◆ **Exercise description**:
Write out the records again, exactly, leaving none out.

◆ **Stored data entries**:
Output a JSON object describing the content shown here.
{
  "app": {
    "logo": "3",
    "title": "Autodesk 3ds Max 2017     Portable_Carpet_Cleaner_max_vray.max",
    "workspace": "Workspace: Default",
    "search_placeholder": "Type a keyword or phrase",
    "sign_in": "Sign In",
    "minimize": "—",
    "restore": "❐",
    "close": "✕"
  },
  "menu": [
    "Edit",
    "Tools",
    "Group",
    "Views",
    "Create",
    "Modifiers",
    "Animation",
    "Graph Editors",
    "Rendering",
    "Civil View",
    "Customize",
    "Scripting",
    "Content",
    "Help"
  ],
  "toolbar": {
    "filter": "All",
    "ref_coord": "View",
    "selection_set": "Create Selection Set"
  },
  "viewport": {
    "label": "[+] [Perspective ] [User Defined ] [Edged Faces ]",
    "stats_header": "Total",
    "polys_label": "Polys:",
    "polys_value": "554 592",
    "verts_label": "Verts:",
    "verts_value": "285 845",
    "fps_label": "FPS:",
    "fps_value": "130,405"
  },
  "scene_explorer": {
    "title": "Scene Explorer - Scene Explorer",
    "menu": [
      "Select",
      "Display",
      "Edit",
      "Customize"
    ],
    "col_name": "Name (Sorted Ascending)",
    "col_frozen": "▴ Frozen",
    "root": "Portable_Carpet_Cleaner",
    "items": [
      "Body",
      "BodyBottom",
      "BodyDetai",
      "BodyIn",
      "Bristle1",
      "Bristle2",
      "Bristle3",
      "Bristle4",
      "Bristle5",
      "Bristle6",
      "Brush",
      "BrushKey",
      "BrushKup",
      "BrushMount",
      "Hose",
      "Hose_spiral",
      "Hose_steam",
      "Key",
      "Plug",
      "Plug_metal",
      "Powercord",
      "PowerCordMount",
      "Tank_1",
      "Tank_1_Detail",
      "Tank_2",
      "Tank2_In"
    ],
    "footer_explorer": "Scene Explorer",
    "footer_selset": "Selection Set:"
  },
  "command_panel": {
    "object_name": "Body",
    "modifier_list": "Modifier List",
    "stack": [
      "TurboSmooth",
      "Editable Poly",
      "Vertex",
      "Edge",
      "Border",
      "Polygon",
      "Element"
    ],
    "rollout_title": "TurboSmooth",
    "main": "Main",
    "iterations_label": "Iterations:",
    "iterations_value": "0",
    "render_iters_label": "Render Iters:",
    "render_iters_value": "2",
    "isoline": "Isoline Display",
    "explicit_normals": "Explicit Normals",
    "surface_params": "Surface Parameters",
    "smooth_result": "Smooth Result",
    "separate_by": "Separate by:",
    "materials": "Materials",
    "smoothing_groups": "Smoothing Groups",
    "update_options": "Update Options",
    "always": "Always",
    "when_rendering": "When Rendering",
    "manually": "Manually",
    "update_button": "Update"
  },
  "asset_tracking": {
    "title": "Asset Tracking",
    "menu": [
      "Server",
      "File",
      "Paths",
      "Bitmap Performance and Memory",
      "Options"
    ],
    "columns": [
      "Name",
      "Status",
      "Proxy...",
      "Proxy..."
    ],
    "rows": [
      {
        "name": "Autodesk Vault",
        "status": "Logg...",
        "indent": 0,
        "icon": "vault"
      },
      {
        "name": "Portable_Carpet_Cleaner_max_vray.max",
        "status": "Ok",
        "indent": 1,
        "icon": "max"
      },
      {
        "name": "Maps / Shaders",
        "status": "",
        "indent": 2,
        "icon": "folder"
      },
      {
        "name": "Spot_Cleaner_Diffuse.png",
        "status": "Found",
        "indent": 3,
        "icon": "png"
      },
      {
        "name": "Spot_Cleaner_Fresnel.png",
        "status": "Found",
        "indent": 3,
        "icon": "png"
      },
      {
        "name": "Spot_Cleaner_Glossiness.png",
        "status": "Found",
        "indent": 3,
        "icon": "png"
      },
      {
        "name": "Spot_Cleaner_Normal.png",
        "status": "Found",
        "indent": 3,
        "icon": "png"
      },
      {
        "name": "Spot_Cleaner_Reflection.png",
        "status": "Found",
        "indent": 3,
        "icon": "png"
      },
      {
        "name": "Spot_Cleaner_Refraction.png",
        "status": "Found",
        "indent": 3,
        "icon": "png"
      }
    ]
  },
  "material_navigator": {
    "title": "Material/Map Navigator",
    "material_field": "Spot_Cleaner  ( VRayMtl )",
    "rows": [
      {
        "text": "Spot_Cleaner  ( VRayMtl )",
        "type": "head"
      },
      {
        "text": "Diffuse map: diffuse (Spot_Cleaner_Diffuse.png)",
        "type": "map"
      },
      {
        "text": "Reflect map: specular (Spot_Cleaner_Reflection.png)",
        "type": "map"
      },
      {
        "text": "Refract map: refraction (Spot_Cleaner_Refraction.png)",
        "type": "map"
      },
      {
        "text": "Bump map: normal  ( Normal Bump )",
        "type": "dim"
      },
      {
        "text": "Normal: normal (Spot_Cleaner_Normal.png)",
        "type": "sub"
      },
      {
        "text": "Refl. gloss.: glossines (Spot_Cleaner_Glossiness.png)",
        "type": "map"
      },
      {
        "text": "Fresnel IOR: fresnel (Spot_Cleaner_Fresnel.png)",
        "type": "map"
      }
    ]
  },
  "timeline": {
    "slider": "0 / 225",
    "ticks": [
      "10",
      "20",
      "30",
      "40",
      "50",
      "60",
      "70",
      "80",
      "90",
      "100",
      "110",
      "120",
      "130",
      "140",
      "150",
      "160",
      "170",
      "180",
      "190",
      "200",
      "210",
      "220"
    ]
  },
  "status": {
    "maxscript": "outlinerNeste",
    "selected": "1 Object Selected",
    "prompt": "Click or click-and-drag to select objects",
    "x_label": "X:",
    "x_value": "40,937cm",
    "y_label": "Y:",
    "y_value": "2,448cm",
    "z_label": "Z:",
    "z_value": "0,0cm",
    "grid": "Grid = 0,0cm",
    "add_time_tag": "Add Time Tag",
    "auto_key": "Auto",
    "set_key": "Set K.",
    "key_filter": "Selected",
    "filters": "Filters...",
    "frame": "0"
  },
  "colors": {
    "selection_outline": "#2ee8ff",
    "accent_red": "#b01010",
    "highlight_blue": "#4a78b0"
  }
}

◆ **Solution to this problem**:
Output a JSON object describing the content shown here.
{
  "app": {
    "logo": "3",
    "title": "Autodesk 3ds Max 2017     Portable_Carpet_Cleaner_max_vray.max",
    "workspace": "Workspace: Default",
    "search_placeholder": "Type a keyword or phrase",
    "sign_in": "Sign In",
    "minimize": "—",
    "restore": "❐",
    "close": "✕"
  },
  "menu": [
    "Edit",
    "Tools",
    "Group",
    "Views",
    "Create",
    "Modifiers",
    "Animation",
    "Graph Editors",
    "Rendering",
    "Civil View",
    "Customize",
    "Scripting",
    "Content",
    "Help"
  ],
  "toolbar": {
    "filter": "All",
    "ref_coord": "View",
    "selection_set": "Create Selection Set"
  },
  "viewport": {
    "label": "[+] [Perspective ] [User Defined ] [Edged Faces ]",
    "stats_header": "Total",
    "polys_label": "Polys:",
    "polys_value": "554 592",
    "verts_label": "Verts:",
    "verts_value": "285 845",
    "fps_label": "FPS:",
    "fps_value": "130,405"
  },
  "scene_explorer": {
    "title": "Scene Explorer - Scene Explorer",
    "menu": [
      "Select",
      "Display",
      "Edit",
      "Customize"
    ],
    "col_name": "Name (Sorted Ascending)",
    "col_frozen": "▴ Frozen",
    "root": "Portable_Carpet_Cleaner",
    "items": [
      "Body",
      "BodyBottom",
      "BodyDetai",
      "BodyIn",
      "Bristle1",
      "Bristle2",
      "Bristle3",
      "Bristle4",
      "Bristle5",
      "Bristle6",
      "Brush",
      "BrushKey",
      "BrushKup",
      "BrushMount",
      "Hose",
      "Hose_spiral",
      "Hose_steam",
      "Key",
      "Plug",
      "Plug_metal",
      "Powercord",
      "PowerCordMount",
      "Tank_1",
      "Tank_1_Detail",
      "Tank_2",
      "Tank2_In"
    ],
    "footer_explorer": "Scene Explorer",
    "footer_selset": "Selection Set:"
  },
  "command_panel": {
    "object_name": "Body",
    "modifier_list": "Modifier List",
    "stack": [
      "TurboSmooth",
      "Editable Poly",
      "Vertex",
      "Edge",
      "Border",
      "Polygon",
      "Element"
    ],
    "rollout_title": "TurboSmooth",
    "main": "Main",
    "iterations_label": "Iterations:",
    "iterations_value": "0",
    "render_iters_label": "Render Iters:",
    "render_iters_value": "2",
    "isoline": "Isoline Display",
    "explicit_normals": "Explicit Normals",
    "surface_params": "Surface Parameters",
    "smooth_result": "Smooth Result",
    "separate_by": "Separate by:",
    "materials": "Materials",
    "smoothing_groups": "Smoothing Groups",
    "update_options": "Update Options",
    "always": "Always",
    "when_rendering": "When Rendering",
    "manually": "Manually",
    "update_button": "Update"
  },
  "asset_tracking": {
    "title": "Asset Tracking",
    "menu": [
      "Server",
      "File",
      "Paths",
      "Bitmap Performance and Memory",
      "Options"
    ],
    "columns": [
      "Name",
      "Status",
      "Proxy...",
      "Proxy..."
    ],
    "rows": [
      {
        "name": "Autodesk Vault",
        "status": "Logg...",
        "indent": 0,
        "icon": "vault"
      },
      {
        "name": "Portable_Carpet_Cleaner_max_vray.max",
        "status": "Ok",
        "indent": 1,
        "icon": "max"
      },
      {
        "name": "Maps / Shaders",
        "status": "",
        "indent": 2,
        "icon": "folder"
      },
      {
        "name": "Spot_Cleaner_Diffuse.png",
        "status": "Found",
        "indent": 3,
        "icon": "png"
      },
      {
        "name": "Spot_Cleaner_Fresnel.png",
        "status": "Found",
        "indent": 3,
        "icon": "png"
      },
      {
        "name": "Spot_Cleaner_Glossiness.png",
        "status": "Found",
        "indent": 3,
        "icon": "png"
      },
      {
        "name": "Spot_Cleaner_Normal.png",
        "status": "Found",
        "indent": 3,
        "icon": "png"
      },
      {
        "name": "Spot_Cleaner_Reflection.png",
        "status": "Found",
        "indent": 3,
        "icon": "png"
      },
      {
        "name": "Spot_Cleaner_Refraction.png",
        "status": "Found",
        "indent": 3,
        "icon": "png"
      }
    ]
  },
  "material_navigator": {
    "title": "Material/Map Navigator",
    "material_field": "Spot_Cleaner  ( VRayMtl )",
    "rows": [
      {
        "text": "Spot_Cleaner  ( VRayMtl )",
        "type": "head"
      },
      {
        "text": "Diffuse map: diffuse (Spot_Cleaner_Diffuse.png)",
        "type": "map"
      },
      {
        "text": "Reflect map: specular (Spot_Cleaner_Reflection.png)",
        "type": "map"
      },
      {
        "text": "Refract map: refraction (Spot_Cleaner_Refraction.png)",
        "type": "map"
      },
      {
        "text": "Bump map: normal  ( Normal Bump )",
        "type": "dim"
      },
      {
        "text": "Normal: normal (Spot_Cleaner_Normal.png)",
        "type": "sub"
      },
      {
        "text": "Refl. gloss.: glossines (Spot_Cleaner_Glossiness.png)",
        "type": "map"
      },
      {
        "text": "Fresnel IOR: fresnel (Spot_Cleaner_Fresnel.png)",
        "type": "map"
      }
    ]
  },
  "timeline": {
    "slider": "0 / 225",
    "ticks": [
      "10",
      "20",
      "30",
      "40",
      "50",
      "60",
      "70",
      "80",
      "90",
      "100",
      "110",
      "120",
      "130",
      "140",
      "150",
      "160",
      "170",
      "180",
      "190",
      "200",
      "210",
      "220"
    ]
  },
  "status": {
    "maxscript": "outlinerNeste",
    "selected": "1 Object Selected",
    "prompt": "Click or click-and-drag to select objects",
    "x_label": "X:",
    "x_value": "40,937cm",
    "y_label": "Y:",
    "y_value": "2,448cm",
    "z_label": "Z:",
    "z_value": "0,0cm",
    "grid": "Grid = 0,0cm",
    "add_time_tag": "Add Time Tag",
    "auto_key": "Auto",
    "set_key": "Set K.",
    "key_filter": "Selected",
    "filters": "Filters...",
    "frame": "0"
  },
  "colors": {
    "selection_outline": "#2ee8ff",
    "accent_red": "#b01010",
    "highlight_blue": "#4a78b0"
  }
}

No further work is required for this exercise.